* **Exercise**
Here are some records; return them all exactly.

— begin Source records —

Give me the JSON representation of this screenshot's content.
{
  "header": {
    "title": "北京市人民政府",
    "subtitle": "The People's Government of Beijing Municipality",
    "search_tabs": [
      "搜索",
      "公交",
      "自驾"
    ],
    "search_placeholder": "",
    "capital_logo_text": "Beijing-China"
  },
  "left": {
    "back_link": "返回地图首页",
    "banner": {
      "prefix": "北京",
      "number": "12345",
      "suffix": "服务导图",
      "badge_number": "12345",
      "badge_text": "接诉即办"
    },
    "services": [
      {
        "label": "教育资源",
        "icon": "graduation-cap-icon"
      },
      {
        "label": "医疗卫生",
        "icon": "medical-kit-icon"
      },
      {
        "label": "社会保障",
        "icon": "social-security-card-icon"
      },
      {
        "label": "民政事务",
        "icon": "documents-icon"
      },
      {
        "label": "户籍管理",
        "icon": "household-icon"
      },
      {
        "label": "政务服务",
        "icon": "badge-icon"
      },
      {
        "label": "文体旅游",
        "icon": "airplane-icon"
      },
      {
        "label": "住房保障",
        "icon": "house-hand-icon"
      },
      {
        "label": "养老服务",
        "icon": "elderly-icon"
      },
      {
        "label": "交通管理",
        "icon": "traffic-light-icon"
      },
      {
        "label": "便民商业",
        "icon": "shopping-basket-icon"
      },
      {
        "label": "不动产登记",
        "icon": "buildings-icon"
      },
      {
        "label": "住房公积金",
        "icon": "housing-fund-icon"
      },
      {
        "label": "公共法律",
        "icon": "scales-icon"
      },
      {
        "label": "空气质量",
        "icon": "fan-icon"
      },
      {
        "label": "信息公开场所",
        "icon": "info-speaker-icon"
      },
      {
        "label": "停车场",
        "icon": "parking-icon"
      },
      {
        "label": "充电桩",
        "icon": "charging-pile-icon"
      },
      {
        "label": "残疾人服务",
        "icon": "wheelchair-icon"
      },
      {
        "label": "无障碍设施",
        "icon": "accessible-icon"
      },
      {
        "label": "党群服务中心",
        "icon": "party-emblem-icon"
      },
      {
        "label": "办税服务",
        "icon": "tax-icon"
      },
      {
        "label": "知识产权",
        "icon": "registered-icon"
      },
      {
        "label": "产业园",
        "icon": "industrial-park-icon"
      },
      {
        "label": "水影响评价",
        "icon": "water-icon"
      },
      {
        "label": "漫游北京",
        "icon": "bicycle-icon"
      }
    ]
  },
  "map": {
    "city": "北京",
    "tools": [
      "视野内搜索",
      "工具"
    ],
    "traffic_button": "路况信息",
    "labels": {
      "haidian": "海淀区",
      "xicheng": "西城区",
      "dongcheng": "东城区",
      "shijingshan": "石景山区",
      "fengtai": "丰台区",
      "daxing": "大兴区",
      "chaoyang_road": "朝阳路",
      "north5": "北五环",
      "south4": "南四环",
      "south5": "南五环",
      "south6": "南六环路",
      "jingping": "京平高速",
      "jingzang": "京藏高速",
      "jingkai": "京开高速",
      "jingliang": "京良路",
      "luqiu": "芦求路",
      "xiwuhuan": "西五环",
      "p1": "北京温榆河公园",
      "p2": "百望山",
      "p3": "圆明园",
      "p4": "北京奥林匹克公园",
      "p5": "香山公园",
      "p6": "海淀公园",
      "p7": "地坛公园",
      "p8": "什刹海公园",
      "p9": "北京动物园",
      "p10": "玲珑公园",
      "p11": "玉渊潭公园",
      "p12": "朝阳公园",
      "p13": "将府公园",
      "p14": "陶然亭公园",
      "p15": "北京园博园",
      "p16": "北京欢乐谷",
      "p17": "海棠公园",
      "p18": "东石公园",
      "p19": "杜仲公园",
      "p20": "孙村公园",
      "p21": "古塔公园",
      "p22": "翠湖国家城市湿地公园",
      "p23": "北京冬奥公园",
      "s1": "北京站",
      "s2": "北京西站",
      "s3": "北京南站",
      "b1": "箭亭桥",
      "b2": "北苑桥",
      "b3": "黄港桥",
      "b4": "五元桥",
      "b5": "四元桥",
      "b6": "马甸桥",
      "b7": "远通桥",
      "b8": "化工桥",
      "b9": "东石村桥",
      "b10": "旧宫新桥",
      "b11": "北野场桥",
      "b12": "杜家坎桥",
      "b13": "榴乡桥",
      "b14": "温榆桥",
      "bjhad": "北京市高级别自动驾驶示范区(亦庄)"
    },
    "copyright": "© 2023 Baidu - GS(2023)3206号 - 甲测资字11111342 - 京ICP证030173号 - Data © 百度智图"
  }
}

— end Source records —

* **Complete response**
Give me the JSON representation of this screenshot's content.
{
  "header": {
    "title": "北京市人民政府",
    "subtitle": "The People's Government of Beijing Municipality",
    "search_tabs": [
      "搜索",
      "公交",
      "自驾"
    ],
    "search_placeholder": "",
    "capital_logo_text": "Beijing-China"
  },
  "left": {
    "back_link": "返回地图首页",
    "banner": {
      "prefix": "北京",
      "number": "12345",
      "suffix": "服务导图",
      "badge_number": "12345",
      "badge_text": "接诉即办"
    },
    "services": [
      {
        "label": "教育资源",
        "icon": "graduation-cap-icon"
      },
      {
        "label": "医疗卫生",
        "icon": "medical-kit-icon"
      },
      {
        "label": "社会保障",
        "icon": "social-security-card-icon"
      },
      {
        "label": "民政事务",
        "icon": "documents-icon"
      },
      {
        "label": "户籍管理",
        "icon": "household-icon"
      },
      {
        "label": "政务服务",
        "icon": "badge-icon"
      },
      {
        "label": "文体旅游",
        "icon": "airplane-icon"
      },
      {
        "label": "住房保障",
        "icon": "house-hand-icon"
      },
      {
        "label": "养老服务",
        "icon": "elderly-icon"
      },
      {
        "label": "交通管理",
        "icon": "traffic-light-icon"
      },
      {
        "label": "便民商业",
        "icon": "shopping-basket-icon"
      },
      {
        "label": "不动产登记",
        "icon": "buildings-icon"
      },
      {
        "label": "住房公积金",
        "icon": "housing-fund-icon"
      },
      {
        "label": "公共法律",
        "icon": "scales-icon"
      },
      {
        "label": "空气质量",
        "icon": "fan-icon"
      },
      {
        "label": "信息公开场所",
        "icon": "info-speaker-icon"
      },
      {
        "label": "停车场",
        "icon": "parking-icon"
      },
      {
        "label": "充电桩",
        "icon": "charging-pile-icon"
      },
      {
        "label": "残疾人服务",
        "icon": "wheelchair-icon"
      },
      {
        "label": "无障碍设施",
        "icon": "accessible-icon"
      },
      {
        "label": "党群服务中心",
        "icon": "party-emblem-icon"
      },
      {
        "label": "办税服务",
        "icon": "tax-icon"
      },
      {
        "label": "知识产权",
        "icon": "registered-icon"
      },
      {
        "label": "产业园",
        "icon": "industrial-park-icon"
      },
      {
        "label": "水影响评价",
        "icon": "water-icon"
      },
      {
        "label": "漫游北京",
        "icon": "bicycle-icon"
      }
    ]
  },
  "map": {
    "city": "北京",
    "tools": [
      "视野内搜索",
      "工具"
    ],
    "traffic_button": "路况信息",
    "labels": {
      "haidian": "海淀区",
      "xicheng": "西城区",
      "dongcheng": "东城区",
      "shijingshan": "石景山区",
      "fengtai": "丰台区",
      "daxing": "大兴区",
      "chaoyang_road": "朝阳路",
      "north5": "北五环",
      "south4": "南四环",
      "south5": "南五环",
      "south6": "南六环路",
      "jingping": "京平高速",
      "jingzang": "京藏高速",
      "jingkai": "京开高速",
      "jingliang": "京良路",
      "luqiu": "芦求路",
      "xiwuhuan": "西五环",
      "p1": "北京温榆河公园",
      "p2": "百望山",
      "p3": "圆明园",
      "p4": "北京奥林匹克公园",
      "p5": "香山公园",
      "p6": "海淀公园",
      "p7": "地坛公园",
      "p8": "什刹海公园",
      "p9": "北京动物园",
      "p10": "玲珑公园",
      "p11": "玉渊潭公园",
      "p12": "朝阳公园",
      "p13": "将府公园",
      "p14": "陶然亭公园",
      "p15": "北京园博园",
      "p16": "北京欢乐谷",
      "p17": "海棠公园",
      "p18": "东石公园",
      "p19": "杜仲公园",
      "p20": "孙村公园",
      "p21": "古塔公园",
      "p22": "翠湖国家城市湿地公园",
      "p23": "北京冬奥公园",
      "s1": "北京站",
      "s2": "北京西站",
      "s3": "北京南站",
      "b1": "箭亭桥",
      "b2": "北苑桥",
      "b3": "黄港桥",
      "b4": "五元桥",
      "b5": "四元桥",
      "b6": "马甸桥",
      "b7": "远通桥",
      "b8": "化工桥",
      "b9": "东石村桥",
      "b10": "旧宫新桥",
      "b11": "北野场桥",
      "b12": "杜家坎桥",
      "b13": "榴乡桥",
      "b14": "温榆桥",
      "bjhad": "北京市高级别自动驾驶示范区(亦庄)"
    },
    "copyright": "© 2023 Baidu - GS(2023)3206号 - 甲测资字11111342 - 京ICP证030173号 - Data © 百度智图"
  }
}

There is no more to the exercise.